Recorded information »
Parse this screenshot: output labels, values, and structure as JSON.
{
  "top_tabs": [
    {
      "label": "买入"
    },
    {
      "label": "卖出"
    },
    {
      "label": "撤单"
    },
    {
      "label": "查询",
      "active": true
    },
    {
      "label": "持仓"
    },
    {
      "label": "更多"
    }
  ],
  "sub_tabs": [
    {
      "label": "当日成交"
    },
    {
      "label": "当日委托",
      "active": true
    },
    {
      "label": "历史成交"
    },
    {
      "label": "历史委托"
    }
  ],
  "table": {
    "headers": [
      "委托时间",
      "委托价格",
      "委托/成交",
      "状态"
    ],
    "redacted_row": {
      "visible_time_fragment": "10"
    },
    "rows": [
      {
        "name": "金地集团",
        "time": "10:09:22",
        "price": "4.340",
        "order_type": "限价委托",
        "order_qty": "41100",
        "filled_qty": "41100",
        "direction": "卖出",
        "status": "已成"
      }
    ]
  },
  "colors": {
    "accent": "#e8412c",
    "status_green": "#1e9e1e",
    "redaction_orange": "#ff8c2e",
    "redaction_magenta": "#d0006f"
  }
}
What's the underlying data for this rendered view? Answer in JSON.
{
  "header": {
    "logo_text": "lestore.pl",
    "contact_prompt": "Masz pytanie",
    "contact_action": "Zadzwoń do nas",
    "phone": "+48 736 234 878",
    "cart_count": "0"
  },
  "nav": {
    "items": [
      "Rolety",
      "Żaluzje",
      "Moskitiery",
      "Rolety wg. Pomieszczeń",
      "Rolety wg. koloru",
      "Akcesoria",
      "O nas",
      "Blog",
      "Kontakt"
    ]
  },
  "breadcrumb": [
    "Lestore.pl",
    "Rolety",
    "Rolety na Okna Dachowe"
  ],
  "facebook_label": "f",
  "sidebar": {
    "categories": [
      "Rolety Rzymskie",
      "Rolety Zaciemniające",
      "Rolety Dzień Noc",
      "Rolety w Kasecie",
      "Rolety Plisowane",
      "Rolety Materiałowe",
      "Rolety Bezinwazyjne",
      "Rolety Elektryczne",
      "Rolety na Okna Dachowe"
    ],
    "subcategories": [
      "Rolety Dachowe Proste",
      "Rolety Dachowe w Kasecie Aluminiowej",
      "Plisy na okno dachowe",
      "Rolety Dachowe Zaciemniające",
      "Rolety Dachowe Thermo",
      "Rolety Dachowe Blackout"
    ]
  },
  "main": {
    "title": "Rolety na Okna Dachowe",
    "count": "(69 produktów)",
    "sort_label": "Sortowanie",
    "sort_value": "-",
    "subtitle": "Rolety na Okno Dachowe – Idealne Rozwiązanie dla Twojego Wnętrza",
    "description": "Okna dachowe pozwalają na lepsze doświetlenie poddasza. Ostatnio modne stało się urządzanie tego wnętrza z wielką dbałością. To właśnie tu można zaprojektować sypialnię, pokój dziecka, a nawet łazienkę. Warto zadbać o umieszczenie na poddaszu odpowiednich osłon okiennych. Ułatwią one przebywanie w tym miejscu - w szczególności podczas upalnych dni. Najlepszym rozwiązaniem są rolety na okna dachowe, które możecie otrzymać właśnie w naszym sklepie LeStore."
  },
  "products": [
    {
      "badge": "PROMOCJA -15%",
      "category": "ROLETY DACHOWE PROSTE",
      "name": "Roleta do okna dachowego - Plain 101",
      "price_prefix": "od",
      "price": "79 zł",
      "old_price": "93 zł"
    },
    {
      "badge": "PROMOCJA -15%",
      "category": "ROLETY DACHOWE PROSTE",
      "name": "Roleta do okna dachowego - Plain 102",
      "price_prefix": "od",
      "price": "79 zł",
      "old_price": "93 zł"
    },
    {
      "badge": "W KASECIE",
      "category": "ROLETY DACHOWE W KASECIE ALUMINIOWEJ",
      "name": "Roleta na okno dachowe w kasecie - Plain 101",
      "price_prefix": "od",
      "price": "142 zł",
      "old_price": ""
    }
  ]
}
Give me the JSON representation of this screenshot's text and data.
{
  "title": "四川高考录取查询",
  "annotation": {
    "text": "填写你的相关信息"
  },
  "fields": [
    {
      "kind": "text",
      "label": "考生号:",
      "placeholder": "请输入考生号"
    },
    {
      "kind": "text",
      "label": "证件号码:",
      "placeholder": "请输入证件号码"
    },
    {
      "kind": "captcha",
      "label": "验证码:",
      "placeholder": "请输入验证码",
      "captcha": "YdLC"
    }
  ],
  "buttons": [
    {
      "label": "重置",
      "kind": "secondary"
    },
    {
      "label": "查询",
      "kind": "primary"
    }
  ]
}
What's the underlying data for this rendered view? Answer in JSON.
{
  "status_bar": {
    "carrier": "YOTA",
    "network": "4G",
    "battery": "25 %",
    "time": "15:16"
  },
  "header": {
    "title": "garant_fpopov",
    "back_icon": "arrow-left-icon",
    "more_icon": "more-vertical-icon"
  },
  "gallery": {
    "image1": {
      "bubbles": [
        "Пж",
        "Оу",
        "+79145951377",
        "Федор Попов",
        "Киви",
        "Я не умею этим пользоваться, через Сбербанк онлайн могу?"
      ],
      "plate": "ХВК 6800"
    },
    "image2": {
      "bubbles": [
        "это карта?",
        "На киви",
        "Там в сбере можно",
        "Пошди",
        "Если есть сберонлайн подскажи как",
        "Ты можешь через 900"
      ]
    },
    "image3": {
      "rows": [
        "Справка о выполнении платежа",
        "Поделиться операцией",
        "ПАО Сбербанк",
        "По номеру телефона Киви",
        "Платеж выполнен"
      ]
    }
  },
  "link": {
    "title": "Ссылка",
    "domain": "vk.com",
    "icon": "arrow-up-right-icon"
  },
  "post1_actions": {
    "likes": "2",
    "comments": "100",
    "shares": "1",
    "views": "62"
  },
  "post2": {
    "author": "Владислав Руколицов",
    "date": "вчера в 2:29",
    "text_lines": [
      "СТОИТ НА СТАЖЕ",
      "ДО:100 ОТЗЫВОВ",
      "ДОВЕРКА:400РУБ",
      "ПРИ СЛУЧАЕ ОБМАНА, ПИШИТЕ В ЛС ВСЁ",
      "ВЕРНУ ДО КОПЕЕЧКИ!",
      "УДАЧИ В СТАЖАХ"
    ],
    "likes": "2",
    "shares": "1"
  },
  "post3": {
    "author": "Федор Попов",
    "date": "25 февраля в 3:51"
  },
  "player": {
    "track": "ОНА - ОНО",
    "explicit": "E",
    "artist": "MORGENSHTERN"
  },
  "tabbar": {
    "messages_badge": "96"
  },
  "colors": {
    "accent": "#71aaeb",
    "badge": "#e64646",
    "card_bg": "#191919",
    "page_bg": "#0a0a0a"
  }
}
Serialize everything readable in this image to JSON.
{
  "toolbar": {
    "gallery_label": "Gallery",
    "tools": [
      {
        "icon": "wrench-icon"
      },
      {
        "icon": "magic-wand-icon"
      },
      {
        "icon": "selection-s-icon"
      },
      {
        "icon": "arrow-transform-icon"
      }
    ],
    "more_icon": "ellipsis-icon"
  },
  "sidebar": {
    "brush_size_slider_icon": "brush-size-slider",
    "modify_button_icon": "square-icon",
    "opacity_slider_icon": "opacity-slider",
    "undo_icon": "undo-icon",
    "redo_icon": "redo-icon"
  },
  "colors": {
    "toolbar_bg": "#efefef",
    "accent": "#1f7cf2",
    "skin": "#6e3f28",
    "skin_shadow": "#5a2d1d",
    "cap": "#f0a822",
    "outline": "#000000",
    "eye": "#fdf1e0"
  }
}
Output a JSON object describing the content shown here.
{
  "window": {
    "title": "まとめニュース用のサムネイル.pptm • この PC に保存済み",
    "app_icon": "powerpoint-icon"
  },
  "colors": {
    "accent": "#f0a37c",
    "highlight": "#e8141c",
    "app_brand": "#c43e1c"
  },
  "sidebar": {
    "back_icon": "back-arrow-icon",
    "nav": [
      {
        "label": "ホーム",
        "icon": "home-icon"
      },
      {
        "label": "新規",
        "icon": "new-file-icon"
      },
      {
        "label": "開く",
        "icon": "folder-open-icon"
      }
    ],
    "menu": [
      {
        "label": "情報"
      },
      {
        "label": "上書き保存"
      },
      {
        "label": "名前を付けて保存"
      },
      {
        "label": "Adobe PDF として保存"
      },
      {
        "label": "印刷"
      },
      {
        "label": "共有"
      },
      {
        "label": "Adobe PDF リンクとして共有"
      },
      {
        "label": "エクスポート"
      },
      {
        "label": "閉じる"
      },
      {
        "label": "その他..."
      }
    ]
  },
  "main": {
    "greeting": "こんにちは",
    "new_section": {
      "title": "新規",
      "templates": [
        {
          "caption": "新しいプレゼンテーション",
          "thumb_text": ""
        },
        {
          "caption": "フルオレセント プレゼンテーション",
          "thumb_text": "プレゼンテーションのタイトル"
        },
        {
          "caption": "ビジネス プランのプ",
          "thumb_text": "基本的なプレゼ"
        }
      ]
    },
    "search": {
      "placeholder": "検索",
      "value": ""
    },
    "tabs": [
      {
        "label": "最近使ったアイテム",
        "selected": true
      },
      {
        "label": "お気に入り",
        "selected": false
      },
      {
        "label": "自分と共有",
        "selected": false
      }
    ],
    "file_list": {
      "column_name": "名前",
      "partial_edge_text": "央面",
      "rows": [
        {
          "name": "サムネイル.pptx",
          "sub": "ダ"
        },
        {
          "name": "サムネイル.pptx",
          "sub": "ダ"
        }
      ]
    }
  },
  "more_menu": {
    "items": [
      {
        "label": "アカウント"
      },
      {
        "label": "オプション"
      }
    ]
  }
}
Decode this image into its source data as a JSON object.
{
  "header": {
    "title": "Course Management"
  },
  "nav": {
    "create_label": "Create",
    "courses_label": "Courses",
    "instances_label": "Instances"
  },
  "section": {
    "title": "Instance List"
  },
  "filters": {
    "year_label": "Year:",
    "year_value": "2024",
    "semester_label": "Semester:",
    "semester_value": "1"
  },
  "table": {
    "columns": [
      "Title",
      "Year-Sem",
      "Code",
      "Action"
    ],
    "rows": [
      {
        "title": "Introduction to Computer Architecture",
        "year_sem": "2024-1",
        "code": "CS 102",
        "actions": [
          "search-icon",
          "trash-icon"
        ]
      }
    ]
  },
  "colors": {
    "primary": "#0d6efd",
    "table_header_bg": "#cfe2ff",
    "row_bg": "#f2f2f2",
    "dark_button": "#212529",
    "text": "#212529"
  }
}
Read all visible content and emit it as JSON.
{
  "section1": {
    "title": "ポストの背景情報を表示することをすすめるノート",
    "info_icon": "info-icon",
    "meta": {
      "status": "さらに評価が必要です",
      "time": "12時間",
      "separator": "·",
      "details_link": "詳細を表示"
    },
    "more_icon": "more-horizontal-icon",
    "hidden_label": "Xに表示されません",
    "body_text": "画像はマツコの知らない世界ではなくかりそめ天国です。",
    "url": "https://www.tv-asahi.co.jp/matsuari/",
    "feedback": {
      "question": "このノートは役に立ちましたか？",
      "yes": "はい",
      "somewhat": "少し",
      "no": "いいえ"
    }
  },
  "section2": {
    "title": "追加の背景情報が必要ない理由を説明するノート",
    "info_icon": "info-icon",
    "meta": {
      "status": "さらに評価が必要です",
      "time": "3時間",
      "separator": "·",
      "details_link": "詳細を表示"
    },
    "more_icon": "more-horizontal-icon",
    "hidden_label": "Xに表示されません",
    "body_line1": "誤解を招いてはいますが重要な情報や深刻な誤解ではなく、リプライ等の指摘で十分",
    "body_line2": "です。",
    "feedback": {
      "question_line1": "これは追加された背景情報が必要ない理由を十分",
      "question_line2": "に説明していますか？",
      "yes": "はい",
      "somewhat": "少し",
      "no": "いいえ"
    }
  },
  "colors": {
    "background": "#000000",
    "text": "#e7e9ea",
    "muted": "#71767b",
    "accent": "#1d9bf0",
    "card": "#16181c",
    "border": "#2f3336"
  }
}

Short task » Only the number is wanted: how many lines of these entries contain the string "content"?

Task answer » 2